#### [Aim of the task]
Go through the lines below. Copy those with "producing".

#### [Records to process]
★ ★ ★ ★ ★
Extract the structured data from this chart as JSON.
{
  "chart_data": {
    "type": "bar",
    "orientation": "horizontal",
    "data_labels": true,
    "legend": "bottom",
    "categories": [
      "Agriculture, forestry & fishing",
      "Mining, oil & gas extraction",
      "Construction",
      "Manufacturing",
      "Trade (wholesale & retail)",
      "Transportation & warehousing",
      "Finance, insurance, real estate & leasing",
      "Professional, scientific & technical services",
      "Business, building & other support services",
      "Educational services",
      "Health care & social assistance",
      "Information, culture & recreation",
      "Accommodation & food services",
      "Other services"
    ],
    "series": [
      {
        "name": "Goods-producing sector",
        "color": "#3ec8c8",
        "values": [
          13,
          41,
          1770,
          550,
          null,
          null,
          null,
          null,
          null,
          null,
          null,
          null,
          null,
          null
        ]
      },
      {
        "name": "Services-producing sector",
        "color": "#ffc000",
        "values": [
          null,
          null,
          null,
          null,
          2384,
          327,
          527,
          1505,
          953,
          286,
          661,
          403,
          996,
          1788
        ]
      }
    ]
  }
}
★ ★ ★ ★ ★
#### [Exercise output]
        "name": "Goods-producing sector",
        "name": "Services-producing sector",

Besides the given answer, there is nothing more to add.